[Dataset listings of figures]

* * * *

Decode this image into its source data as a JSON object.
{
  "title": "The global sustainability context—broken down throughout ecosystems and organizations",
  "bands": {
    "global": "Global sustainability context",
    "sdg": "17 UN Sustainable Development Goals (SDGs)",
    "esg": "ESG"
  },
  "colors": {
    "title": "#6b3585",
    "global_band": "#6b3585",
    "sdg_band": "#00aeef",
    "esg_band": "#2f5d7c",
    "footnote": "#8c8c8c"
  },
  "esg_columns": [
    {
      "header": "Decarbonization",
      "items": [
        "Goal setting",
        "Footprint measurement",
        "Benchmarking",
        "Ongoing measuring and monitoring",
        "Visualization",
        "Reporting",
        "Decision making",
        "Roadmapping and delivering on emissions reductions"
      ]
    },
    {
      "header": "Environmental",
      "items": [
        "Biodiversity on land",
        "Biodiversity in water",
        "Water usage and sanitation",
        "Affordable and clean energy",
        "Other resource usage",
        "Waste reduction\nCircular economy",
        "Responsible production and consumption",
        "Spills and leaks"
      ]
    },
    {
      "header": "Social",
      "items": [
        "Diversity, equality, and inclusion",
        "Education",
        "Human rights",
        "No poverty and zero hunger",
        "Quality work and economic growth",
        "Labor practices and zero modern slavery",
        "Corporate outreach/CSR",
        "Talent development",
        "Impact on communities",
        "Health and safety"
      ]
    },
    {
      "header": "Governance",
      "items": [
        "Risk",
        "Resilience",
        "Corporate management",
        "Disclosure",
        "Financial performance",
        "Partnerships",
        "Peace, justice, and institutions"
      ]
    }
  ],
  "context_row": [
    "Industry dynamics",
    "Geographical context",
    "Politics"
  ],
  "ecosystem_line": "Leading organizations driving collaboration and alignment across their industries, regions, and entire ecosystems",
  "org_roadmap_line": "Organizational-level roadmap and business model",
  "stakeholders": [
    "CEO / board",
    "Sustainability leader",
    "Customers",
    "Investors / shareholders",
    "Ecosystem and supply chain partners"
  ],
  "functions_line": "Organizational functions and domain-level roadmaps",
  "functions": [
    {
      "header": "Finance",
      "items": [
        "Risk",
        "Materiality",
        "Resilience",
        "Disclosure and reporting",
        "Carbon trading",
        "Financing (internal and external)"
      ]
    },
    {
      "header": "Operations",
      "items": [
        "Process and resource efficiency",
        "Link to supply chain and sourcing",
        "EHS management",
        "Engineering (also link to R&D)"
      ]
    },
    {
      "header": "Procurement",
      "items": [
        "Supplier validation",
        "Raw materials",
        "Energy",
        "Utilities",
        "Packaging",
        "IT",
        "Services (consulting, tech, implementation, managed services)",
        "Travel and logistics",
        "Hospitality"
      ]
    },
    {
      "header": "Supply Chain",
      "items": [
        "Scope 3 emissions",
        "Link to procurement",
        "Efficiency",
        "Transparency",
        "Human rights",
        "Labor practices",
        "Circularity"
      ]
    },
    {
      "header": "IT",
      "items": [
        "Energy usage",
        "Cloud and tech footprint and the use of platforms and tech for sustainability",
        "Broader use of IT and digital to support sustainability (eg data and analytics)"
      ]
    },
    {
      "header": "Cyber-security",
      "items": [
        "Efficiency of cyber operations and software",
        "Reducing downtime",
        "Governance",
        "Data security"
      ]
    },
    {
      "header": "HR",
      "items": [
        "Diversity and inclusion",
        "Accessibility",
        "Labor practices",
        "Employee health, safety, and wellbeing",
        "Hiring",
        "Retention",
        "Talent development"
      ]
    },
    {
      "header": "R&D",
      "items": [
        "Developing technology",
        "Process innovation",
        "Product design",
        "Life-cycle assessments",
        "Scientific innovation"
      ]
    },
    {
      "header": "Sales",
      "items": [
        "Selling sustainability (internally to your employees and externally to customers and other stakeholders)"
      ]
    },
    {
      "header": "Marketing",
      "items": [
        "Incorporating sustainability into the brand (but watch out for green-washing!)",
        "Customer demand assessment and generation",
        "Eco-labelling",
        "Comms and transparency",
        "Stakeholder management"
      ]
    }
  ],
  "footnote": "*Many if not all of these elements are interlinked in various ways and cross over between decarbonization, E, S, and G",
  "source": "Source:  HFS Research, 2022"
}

* * * *

**Task directions**
Copy out every line that includes the word "footnote".

**Result**
    "footnote": "#8c8c8c"
  "footnote": "*Many if not all of these elements are interlinked in various ways and cross over between decarbonization, E, S, and G",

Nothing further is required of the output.